Exercise task: Leave out the pictures, then reproduce the rest of the material exactly.

─── Provided data

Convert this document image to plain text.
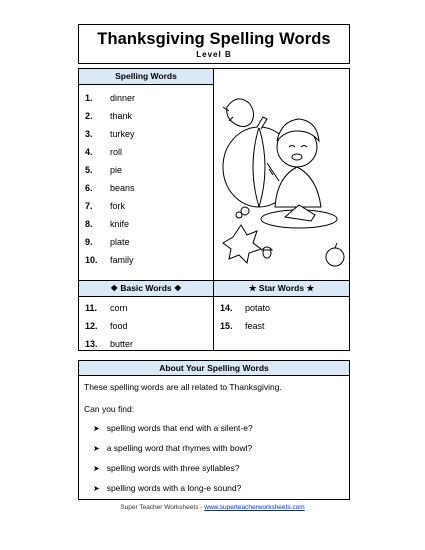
Thanksgiving Spelling Words
Level B
Spelling Words
1. dinner
2. thank
3. turkey
4. roll
5. pie
6. beans
7. fork
8. knife
9. plate
10. family
❖ Basic Words ❖	★ Star Words ★
11. corn
12. food
13. butter
14. potato
15. feast
About Your Spelling Words
These spelling words are all related to Thanksgiving.
Can you find:
➤ spelling words that end with a silent-e?
➤ a spelling word that rhymes with bowl?
➤ spelling words with three syllables?
➤ spelling words with a long-e sound?
Super Teacher Worksheets - www.superteacherworksheets.com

──────

Written answer:
Convert this document image to plain text.
Thanksgiving Spelling Words
Level B
Spelling Words
1. dinner
2. thank
3. turkey
4. roll
5. pie
6. beans
7. fork
8. knife
9. plate
10. family
❖ Basic Words ❖	★ Star Words ★
11. corn
12. food
13. butter
14. potato
15. feast
About Your Spelling Words
These spelling words are all related to Thanksgiving.
Can you find:
➤ spelling words that end with a silent-e?
➤ a spelling word that rhymes with bowl?
➤ spelling words with three syllables?
➤ spelling words with a long-e sound?
Super Teacher Worksheets - www.superteacherworksheets.com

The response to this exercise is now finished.